* **Records shown**

###

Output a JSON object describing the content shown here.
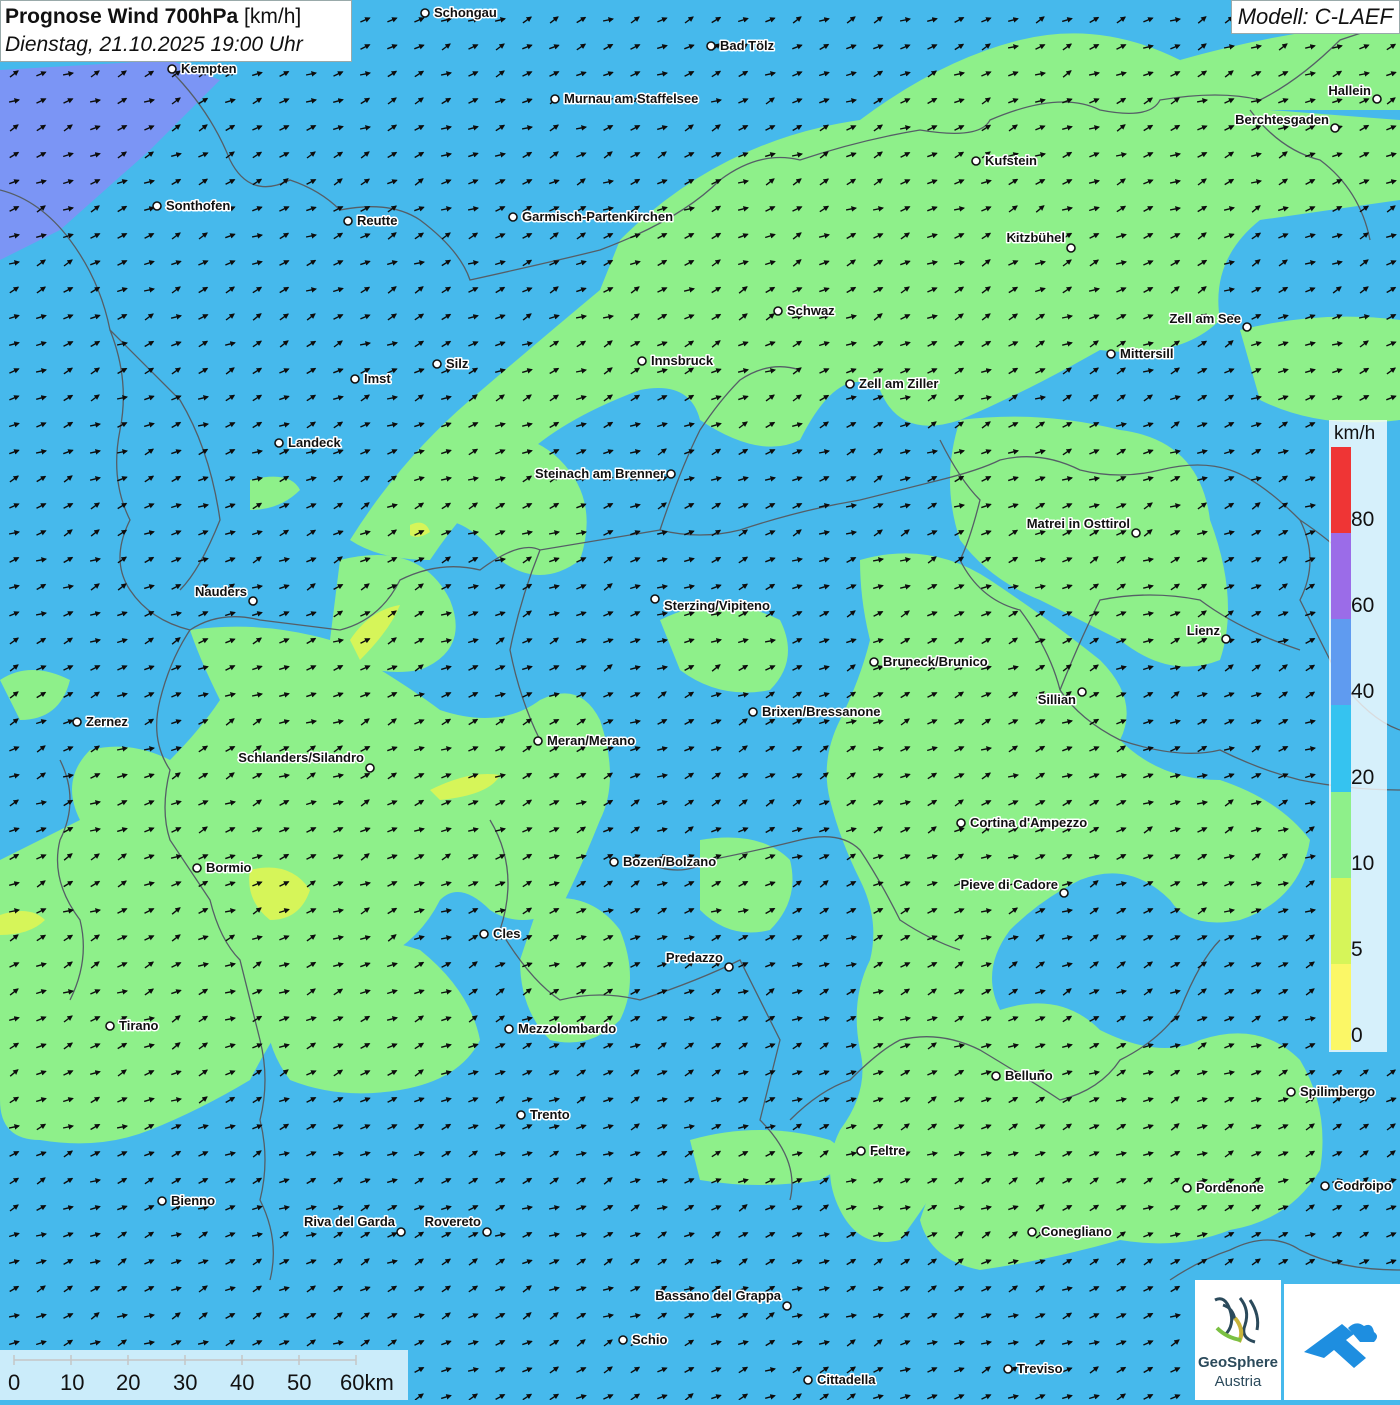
{
  "header": {
    "title_bold": "Prognose Wind 700hPa",
    "title_unit": "[km/h]",
    "datetime": "Dienstag, 21.10.2025 19:00 Uhr",
    "model": "Modell: C-LAEF"
  },
  "legend": {
    "unit": "km/h",
    "labels": [
      "80",
      "60",
      "40",
      "20",
      "10",
      "5",
      "0"
    ],
    "colors": [
      "#ef3535",
      "#9b6ce8",
      "#5f9bf0",
      "#35c3f0",
      "#8ef08a",
      "#d6f559",
      "#fbf766"
    ]
  },
  "scalebar": {
    "labels": [
      "0",
      "10",
      "20",
      "30",
      "40",
      "50",
      "60km"
    ]
  },
  "logos": {
    "org_name": "GeoSphere",
    "org_sub": "Austria"
  },
  "map": {
    "colors": {
      "base": "#46b9ec",
      "low": "#8ef08a",
      "weak": "#d6f559",
      "strong": "#7b95f5",
      "border": "#555e66",
      "arrow": "#0d0d0d"
    },
    "wind_direction": "south-west to north-east",
    "cities": [
      {
        "name": "Schongau"
      },
      {
        "name": "Bad Tölz"
      },
      {
        "name": "Kempten"
      },
      {
        "name": "Murnau am Staffelsee"
      },
      {
        "name": "Hallein"
      },
      {
        "name": "Berchtesgaden"
      },
      {
        "name": "Kufstein"
      },
      {
        "name": "Sonthofen"
      },
      {
        "name": "Reutte"
      },
      {
        "name": "Garmisch-Partenkirchen"
      },
      {
        "name": "Kitzbühel"
      },
      {
        "name": "Schwaz"
      },
      {
        "name": "Zell am See"
      },
      {
        "name": "Innsbruck"
      },
      {
        "name": "Mittersill"
      },
      {
        "name": "Imst"
      },
      {
        "name": "Silz"
      },
      {
        "name": "Zell am Ziller"
      },
      {
        "name": "Landeck"
      },
      {
        "name": "Steinach am Brenner"
      },
      {
        "name": "Matrei in Osttirol"
      },
      {
        "name": "Nauders"
      },
      {
        "name": "Sterzing/Vipiteno"
      },
      {
        "name": "Lienz"
      },
      {
        "name": "Bruneck/Brunico"
      },
      {
        "name": "Sillian"
      },
      {
        "name": "Zernez"
      },
      {
        "name": "Brixen/Bressanone"
      },
      {
        "name": "Meran/Merano"
      },
      {
        "name": "Schlanders/Silandro"
      },
      {
        "name": "Cortina d'Ampezzo"
      },
      {
        "name": "Bozen/Bolzano"
      },
      {
        "name": "Bormio"
      },
      {
        "name": "Pieve di Cadore"
      },
      {
        "name": "Cles"
      },
      {
        "name": "Predazzo"
      },
      {
        "name": "Tirano"
      },
      {
        "name": "Mezzolombardo"
      },
      {
        "name": "Belluno"
      },
      {
        "name": "Spilimbergo"
      },
      {
        "name": "Trento"
      },
      {
        "name": "Feltre"
      },
      {
        "name": "Pordenone"
      },
      {
        "name": "Codroipo"
      },
      {
        "name": "Bienno"
      },
      {
        "name": "Riva del Garda"
      },
      {
        "name": "Rovereto"
      },
      {
        "name": "Conegliano"
      },
      {
        "name": "Bassano del Grappa"
      },
      {
        "name": "Schio"
      },
      {
        "name": "Treviso"
      },
      {
        "name": "Cittadella"
      }
    ]
  }
}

###

Reproduce the records, all of them, word for word; omit the pictures.

Output a JSON object describing the content shown here.
{
  "header": {
    "title_bold": "Prognose Wind 700hPa",
    "title_unit": "[km/h]",
    "datetime": "Dienstag, 21.10.2025 19:00 Uhr",
    "model": "Modell: C-LAEF"
  },
  "legend": {
    "unit": "km/h",
    "labels": [
      "80",
      "60",
      "40",
      "20",
      "10",
      "5",
      "0"
    ],
    "colors": [
      "#ef3535",
      "#9b6ce8",
      "#5f9bf0",
      "#35c3f0",
      "#8ef08a",
      "#d6f559",
      "#fbf766"
    ]
  },
  "scalebar": {
    "labels": [
      "0",
      "10",
      "20",
      "30",
      "40",
      "50",
      "60km"
    ]
  },
  "logos": {
    "org_name": "GeoSphere",
    "org_sub": "Austria"
  },
  "map": {
    "colors": {
      "base": "#46b9ec",
      "low": "#8ef08a",
      "weak": "#d6f559",
      "strong": "#7b95f5",
      "border": "#555e66",
      "arrow": "#0d0d0d"
    },
    "wind_direction": "south-west to north-east",
    "cities": [
      {
        "name": "Schongau"
      },
      {
        "name": "Bad Tölz"
      },
      {
        "name": "Kempten"
      },
      {
        "name": "Murnau am Staffelsee"
      },
      {
        "name": "Hallein"
      },
      {
        "name": "Berchtesgaden"
      },
      {
        "name": "Kufstein"
      },
      {
        "name": "Sonthofen"
      },
      {
        "name": "Reutte"
      },
      {
        "name": "Garmisch-Partenkirchen"
      },
      {
        "name": "Kitzbühel"
      },
      {
        "name": "Schwaz"
      },
      {
        "name": "Zell am See"
      },
      {
        "name": "Innsbruck"
      },
      {
        "name": "Mittersill"
      },
      {
        "name": "Imst"
      },
      {
        "name": "Silz"
      },
      {
        "name": "Zell am Ziller"
      },
      {
        "name": "Landeck"
      },
      {
        "name": "Steinach am Brenner"
      },
      {
        "name": "Matrei in Osttirol"
      },
      {
        "name": "Nauders"
      },
      {
        "name": "Sterzing/Vipiteno"
      },
      {
        "name": "Lienz"
      },
      {
        "name": "Bruneck/Brunico"
      },
      {
        "name": "Sillian"
      },
      {
        "name": "Zernez"
      },
      {
        "name": "Brixen/Bressanone"
      },
      {
        "name": "Meran/Merano"
      },
      {
        "name": "Schlanders/Silandro"
      },
      {
        "name": "Cortina d'Ampezzo"
      },
      {
        "name": "Bozen/Bolzano"
      },
      {
        "name": "Bormio"
      },
      {
        "name": "Pieve di Cadore"
      },
      {
        "name": "Cles"
      },
      {
        "name": "Predazzo"
      },
      {
        "name": "Tirano"
      },
      {
        "name": "Mezzolombardo"
      },
      {
        "name": "Belluno"
      },
      {
        "name": "Spilimbergo"
      },
      {
        "name": "Trento"
      },
      {
        "name": "Feltre"
      },
      {
        "name": "Pordenone"
      },
      {
        "name": "Codroipo"
      },
      {
        "name": "Bienno"
      },
      {
        "name": "Riva del Garda"
      },
      {
        "name": "Rovereto"
      },
      {
        "name": "Conegliano"
      },
      {
        "name": "Bassano del Grappa"
      },
      {
        "name": "Schio"
      },
      {
        "name": "Treviso"
      },
      {
        "name": "Cittadella"
      }
    ]
  }
}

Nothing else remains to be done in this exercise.